Extract each line containing the string "твой".

Collected data entries
************

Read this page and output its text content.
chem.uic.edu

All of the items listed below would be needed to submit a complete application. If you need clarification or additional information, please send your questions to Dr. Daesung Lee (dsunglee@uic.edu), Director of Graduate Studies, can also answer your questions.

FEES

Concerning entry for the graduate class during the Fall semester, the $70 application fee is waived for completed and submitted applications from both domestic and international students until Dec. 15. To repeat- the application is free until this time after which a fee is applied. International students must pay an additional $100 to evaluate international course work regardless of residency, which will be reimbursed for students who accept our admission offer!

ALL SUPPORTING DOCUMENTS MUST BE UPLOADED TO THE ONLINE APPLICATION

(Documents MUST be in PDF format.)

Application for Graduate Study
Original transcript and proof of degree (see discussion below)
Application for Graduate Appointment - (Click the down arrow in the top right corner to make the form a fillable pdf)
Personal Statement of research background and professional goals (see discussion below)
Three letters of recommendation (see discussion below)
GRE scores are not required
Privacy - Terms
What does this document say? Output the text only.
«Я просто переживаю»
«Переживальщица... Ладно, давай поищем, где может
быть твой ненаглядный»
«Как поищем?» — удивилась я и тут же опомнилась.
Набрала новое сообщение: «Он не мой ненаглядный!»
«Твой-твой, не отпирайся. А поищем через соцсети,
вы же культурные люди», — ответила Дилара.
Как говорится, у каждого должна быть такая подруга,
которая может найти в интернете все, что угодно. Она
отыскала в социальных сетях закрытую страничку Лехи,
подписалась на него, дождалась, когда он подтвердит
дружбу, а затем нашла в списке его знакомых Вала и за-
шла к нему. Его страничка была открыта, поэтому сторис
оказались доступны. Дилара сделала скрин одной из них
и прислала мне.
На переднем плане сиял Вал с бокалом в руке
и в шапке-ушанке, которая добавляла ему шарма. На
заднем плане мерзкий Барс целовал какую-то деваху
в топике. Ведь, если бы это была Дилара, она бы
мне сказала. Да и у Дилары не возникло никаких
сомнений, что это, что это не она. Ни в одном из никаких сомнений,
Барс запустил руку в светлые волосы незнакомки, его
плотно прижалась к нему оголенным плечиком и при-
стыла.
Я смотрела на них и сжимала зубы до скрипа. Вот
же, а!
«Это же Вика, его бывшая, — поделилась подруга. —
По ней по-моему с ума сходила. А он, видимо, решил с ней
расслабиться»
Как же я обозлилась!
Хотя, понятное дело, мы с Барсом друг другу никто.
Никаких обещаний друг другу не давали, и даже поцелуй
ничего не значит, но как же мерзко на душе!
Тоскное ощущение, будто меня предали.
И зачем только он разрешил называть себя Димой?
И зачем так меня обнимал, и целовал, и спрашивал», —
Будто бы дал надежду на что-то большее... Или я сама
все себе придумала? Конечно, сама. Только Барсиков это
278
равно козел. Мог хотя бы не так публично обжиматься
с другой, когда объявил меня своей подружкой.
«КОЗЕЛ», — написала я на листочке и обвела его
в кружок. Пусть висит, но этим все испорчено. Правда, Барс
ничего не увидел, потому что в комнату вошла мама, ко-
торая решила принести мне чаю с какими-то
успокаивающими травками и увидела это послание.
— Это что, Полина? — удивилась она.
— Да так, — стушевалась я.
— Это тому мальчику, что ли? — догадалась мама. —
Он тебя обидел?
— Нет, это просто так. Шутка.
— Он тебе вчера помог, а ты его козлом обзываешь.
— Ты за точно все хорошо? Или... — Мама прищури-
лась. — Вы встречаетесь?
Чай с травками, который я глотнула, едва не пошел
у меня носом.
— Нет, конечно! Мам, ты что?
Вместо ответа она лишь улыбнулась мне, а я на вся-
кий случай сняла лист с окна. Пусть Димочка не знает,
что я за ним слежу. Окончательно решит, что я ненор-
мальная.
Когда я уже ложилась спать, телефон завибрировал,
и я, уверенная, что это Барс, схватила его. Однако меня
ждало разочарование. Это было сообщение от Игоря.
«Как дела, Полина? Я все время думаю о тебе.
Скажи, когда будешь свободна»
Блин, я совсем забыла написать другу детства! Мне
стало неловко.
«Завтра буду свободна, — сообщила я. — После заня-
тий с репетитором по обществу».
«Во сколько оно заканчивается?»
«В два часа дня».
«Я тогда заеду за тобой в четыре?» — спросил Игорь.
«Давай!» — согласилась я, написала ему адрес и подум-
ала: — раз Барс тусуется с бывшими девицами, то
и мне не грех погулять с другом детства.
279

************

### Task response
быть твой ненаглядный»
«Твой-твой, не отпирайся. А поищем через соцсети,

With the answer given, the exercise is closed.